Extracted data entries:
^^^^^^^^

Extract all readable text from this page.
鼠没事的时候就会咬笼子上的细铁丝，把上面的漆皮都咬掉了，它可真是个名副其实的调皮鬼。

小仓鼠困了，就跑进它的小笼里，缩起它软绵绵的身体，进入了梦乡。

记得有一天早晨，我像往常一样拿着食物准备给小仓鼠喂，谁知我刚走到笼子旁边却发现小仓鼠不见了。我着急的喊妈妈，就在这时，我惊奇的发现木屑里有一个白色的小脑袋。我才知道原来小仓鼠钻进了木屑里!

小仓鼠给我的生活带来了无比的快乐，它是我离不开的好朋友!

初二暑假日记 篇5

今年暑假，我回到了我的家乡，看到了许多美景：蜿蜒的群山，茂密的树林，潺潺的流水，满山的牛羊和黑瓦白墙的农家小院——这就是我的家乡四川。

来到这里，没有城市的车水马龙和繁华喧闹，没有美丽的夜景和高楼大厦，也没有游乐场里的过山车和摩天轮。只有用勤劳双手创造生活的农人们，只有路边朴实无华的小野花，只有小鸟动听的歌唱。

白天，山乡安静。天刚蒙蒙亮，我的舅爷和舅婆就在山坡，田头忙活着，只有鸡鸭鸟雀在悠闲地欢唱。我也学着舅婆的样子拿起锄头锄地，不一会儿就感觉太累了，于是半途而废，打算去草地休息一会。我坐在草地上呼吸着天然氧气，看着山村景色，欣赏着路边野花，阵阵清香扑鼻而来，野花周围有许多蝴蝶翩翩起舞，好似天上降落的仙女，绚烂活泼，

^^^^^^^^

Exercise task: Quote each line of the data above exactly as written.

Answer to the exercise:
Extract all readable text from this page.
鼠没事的时候就会咬笼子上的细铁丝，把上面的漆皮都咬掉了，它可真是个名副其实的调皮鬼。

小仓鼠困了，就跑进它的小笼里，缩起它软绵绵的身体，进入了梦乡。

记得有一天早晨，我像往常一样拿着食物准备给小仓鼠喂，谁知我刚走到笼子旁边却发现小仓鼠不见了。我着急的喊妈妈，就在这时，我惊奇的发现木屑里有一个白色的小脑袋。我才知道原来小仓鼠钻进了木屑里!

小仓鼠给我的生活带来了无比的快乐，它是我离不开的好朋友!

初二暑假日记 篇5

今年暑假，我回到了我的家乡，看到了许多美景：蜿蜒的群山，茂密的树林，潺潺的流水，满山的牛羊和黑瓦白墙的农家小院——这就是我的家乡四川。

来到这里，没有城市的车水马龙和繁华喧闹，没有美丽的夜景和高楼大厦，也没有游乐场里的过山车和摩天轮。只有用勤劳双手创造生活的农人们，只有路边朴实无华的小野花，只有小鸟动听的歌唱。

白天，山乡安静。天刚蒙蒙亮，我的舅爷和舅婆就在山坡，田头忙活着，只有鸡鸭鸟雀在悠闲地欢唱。我也学着舅婆的样子拿起锄头锄地，不一会儿就感觉太累了，于是半途而废，打算去草地休息一会。我坐在草地上呼吸着天然氧气，看着山村景色，欣赏着路边野花，阵阵清香扑鼻而来，野花周围有许多蝴蝶翩翩起舞，好似天上降落的仙女，绚烂活泼，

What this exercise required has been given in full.